_AIM OF THE EXERCISE_. Work through the following lines and count those that hold the word "nước". Reply with that number only.

-- Begin --

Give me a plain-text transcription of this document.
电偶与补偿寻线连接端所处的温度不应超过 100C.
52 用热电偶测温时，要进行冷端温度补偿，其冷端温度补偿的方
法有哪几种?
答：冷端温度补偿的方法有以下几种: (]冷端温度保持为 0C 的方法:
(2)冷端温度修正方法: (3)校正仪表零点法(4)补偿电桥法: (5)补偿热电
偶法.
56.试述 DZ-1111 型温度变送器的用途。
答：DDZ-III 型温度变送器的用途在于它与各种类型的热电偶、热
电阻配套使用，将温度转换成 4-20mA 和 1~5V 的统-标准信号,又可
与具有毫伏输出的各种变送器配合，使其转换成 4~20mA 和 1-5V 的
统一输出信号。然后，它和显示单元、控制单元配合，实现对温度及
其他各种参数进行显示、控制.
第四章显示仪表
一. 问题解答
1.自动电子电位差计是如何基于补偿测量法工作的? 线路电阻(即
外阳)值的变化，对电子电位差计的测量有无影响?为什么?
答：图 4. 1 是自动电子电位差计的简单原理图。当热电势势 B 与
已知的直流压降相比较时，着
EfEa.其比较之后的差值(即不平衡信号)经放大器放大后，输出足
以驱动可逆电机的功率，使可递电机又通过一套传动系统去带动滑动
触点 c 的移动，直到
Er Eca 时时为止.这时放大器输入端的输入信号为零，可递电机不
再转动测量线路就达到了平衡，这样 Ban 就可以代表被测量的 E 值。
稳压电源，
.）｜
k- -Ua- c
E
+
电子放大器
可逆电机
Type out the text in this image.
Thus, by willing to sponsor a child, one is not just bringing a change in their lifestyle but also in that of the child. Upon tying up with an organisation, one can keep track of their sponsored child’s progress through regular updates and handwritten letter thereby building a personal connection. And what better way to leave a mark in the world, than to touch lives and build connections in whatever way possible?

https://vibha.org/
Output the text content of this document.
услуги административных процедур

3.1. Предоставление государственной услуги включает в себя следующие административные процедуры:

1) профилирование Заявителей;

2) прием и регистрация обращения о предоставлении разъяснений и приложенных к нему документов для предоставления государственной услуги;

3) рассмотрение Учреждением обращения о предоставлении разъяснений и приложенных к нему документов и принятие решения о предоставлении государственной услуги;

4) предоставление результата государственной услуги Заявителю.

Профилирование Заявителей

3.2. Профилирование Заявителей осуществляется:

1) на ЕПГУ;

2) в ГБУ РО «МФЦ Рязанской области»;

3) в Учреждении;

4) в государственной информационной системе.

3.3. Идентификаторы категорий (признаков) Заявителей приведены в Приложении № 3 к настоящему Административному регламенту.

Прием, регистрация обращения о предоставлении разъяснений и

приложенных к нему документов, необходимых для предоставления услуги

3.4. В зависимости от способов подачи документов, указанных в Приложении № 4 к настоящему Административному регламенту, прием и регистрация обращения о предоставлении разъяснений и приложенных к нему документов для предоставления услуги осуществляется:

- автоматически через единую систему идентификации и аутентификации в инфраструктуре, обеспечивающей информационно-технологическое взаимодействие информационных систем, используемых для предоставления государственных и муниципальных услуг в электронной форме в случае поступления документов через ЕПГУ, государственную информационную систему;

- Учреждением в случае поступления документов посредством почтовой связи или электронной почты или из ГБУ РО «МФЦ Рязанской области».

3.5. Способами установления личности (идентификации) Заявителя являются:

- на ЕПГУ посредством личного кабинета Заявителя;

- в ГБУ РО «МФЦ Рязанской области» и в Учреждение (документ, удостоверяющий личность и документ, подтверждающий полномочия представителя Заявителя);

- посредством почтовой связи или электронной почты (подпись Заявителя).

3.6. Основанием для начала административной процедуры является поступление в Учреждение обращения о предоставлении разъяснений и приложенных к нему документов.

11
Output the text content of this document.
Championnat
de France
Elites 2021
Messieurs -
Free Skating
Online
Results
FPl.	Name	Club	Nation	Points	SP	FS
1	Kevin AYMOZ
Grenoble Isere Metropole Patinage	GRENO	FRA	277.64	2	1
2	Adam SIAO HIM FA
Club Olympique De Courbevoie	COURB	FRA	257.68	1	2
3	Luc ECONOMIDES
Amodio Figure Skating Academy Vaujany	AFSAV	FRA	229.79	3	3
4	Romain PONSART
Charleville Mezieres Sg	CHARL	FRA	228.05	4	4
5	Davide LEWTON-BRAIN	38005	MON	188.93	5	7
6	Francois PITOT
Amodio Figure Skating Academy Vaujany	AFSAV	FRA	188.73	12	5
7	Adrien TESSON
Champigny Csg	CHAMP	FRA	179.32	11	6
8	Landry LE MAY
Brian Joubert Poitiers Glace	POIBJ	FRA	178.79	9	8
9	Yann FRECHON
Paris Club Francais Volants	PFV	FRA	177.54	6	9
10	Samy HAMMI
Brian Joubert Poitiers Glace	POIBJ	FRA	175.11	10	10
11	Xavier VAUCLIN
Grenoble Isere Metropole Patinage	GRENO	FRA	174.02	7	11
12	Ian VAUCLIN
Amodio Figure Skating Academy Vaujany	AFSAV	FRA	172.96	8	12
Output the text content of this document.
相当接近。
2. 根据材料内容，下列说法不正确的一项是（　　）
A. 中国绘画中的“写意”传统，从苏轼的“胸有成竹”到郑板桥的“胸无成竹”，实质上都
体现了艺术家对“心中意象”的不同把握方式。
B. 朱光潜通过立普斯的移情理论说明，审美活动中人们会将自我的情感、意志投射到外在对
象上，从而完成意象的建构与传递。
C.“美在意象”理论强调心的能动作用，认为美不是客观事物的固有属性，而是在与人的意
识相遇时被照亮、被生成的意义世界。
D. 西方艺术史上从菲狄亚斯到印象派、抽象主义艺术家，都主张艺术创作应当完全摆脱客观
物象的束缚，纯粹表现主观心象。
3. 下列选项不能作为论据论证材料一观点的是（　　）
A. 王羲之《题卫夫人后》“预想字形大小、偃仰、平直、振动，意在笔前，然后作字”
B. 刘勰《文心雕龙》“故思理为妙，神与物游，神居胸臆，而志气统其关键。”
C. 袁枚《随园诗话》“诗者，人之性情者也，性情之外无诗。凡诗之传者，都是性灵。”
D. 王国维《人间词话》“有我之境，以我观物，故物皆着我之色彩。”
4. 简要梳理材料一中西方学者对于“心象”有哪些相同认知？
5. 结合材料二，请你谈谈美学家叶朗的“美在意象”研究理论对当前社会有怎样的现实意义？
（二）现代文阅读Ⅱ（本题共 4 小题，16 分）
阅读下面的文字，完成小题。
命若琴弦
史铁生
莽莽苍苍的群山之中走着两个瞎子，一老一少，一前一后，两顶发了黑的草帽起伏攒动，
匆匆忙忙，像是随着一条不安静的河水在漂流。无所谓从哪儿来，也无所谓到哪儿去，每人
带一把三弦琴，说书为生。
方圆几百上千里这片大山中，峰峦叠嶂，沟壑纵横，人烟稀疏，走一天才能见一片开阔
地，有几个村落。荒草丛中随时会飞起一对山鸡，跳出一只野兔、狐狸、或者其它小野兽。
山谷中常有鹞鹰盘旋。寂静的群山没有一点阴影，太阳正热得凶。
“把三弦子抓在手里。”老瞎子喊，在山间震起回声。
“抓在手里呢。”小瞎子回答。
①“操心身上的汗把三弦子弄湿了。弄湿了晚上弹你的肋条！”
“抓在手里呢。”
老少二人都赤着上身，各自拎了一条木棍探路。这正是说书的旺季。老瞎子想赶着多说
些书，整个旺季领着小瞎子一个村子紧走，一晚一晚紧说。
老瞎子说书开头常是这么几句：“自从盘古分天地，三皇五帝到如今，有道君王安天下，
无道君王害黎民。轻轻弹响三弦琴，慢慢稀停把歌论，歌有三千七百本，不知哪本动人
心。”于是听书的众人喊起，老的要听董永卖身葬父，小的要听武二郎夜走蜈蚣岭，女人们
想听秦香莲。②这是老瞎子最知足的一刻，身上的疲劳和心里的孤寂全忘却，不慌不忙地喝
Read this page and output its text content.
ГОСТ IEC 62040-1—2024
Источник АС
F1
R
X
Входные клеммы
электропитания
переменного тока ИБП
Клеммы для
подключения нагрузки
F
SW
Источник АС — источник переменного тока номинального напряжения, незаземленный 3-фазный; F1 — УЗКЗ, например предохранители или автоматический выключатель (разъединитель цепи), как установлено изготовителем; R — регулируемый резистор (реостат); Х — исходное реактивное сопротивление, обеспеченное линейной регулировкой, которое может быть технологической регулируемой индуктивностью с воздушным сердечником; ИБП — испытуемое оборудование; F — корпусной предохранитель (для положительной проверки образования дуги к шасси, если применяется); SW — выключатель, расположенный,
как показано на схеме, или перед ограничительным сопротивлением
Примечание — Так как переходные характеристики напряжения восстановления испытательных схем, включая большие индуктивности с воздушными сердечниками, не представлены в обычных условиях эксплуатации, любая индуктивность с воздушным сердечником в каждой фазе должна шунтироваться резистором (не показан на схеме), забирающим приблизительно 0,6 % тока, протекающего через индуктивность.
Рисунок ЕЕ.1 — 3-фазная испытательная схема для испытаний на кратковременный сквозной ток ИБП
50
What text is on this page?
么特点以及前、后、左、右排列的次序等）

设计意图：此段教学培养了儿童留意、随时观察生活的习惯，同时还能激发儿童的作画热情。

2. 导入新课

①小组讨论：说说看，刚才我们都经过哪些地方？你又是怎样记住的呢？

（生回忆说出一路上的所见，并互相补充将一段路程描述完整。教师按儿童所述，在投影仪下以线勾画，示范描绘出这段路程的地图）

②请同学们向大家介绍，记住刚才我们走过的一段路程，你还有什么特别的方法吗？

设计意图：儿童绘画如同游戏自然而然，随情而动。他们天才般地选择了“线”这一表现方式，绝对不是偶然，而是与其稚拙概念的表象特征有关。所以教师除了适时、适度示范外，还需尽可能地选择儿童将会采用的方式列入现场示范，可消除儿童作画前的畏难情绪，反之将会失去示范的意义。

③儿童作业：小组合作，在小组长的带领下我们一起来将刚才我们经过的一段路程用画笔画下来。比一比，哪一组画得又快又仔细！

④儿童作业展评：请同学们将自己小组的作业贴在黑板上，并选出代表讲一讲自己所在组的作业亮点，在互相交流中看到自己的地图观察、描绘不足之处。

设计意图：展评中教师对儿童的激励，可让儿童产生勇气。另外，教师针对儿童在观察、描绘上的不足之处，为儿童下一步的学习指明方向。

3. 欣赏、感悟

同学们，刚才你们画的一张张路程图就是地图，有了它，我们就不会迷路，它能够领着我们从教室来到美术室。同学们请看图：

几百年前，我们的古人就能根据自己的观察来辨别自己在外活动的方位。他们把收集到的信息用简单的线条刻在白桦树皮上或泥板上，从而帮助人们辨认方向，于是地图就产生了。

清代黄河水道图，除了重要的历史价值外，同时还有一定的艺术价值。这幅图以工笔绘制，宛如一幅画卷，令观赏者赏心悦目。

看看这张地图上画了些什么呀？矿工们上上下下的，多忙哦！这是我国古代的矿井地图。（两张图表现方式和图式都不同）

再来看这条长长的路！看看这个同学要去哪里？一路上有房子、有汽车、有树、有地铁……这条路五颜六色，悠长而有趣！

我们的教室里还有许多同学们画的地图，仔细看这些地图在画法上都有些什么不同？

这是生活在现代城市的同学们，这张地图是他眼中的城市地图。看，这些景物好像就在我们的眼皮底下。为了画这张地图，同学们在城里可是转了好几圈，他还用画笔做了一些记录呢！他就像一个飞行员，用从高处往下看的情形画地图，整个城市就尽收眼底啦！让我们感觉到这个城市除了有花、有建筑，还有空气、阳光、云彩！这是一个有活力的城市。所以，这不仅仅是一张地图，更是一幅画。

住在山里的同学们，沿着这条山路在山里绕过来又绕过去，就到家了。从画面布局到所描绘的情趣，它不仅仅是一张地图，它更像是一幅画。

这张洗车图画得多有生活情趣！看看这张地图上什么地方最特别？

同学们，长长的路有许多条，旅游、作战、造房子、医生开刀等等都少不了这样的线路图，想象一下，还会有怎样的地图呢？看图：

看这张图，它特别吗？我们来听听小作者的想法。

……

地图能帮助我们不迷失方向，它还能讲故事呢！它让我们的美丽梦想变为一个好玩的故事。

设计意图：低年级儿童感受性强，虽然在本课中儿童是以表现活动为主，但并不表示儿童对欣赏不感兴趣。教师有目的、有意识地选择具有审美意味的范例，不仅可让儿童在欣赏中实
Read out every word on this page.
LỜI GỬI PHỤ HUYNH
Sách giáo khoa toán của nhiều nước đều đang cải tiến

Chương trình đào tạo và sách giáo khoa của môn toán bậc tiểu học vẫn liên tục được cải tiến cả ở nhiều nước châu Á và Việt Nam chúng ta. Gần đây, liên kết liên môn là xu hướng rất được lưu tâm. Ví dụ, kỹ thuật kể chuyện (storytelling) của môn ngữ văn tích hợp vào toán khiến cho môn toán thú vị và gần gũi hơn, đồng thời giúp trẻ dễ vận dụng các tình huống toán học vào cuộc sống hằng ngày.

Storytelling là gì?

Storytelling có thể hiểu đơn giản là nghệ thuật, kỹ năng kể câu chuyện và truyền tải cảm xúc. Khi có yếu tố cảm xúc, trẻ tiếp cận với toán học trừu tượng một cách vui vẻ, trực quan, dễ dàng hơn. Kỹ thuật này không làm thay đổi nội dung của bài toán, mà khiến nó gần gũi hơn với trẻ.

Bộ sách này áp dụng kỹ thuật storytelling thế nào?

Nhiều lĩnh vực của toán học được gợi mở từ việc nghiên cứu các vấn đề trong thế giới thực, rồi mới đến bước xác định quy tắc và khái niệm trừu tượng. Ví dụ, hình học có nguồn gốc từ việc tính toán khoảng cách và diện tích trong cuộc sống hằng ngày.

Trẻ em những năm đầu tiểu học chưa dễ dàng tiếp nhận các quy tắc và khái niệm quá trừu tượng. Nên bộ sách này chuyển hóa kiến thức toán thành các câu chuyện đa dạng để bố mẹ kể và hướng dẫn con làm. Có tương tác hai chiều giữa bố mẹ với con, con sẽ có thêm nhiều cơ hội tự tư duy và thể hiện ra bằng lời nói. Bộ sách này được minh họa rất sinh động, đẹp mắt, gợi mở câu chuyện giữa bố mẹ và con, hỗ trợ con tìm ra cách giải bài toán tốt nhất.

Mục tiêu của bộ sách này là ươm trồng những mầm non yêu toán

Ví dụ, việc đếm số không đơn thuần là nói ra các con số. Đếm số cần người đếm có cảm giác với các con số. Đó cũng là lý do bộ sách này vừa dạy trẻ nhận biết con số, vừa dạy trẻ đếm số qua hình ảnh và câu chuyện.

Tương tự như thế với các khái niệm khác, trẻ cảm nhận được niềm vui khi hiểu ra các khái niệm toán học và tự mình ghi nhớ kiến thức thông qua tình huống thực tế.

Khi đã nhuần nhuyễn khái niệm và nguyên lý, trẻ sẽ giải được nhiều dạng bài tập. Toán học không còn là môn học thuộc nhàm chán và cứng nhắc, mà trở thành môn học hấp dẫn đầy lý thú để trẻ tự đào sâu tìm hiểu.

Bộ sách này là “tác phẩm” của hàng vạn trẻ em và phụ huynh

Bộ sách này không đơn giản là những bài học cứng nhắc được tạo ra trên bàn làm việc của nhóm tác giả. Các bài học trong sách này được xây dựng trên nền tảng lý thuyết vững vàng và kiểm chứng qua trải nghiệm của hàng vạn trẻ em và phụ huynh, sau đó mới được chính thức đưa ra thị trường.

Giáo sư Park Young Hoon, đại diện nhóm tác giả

-- End --

_ANSWER FOR THE TASK_. 2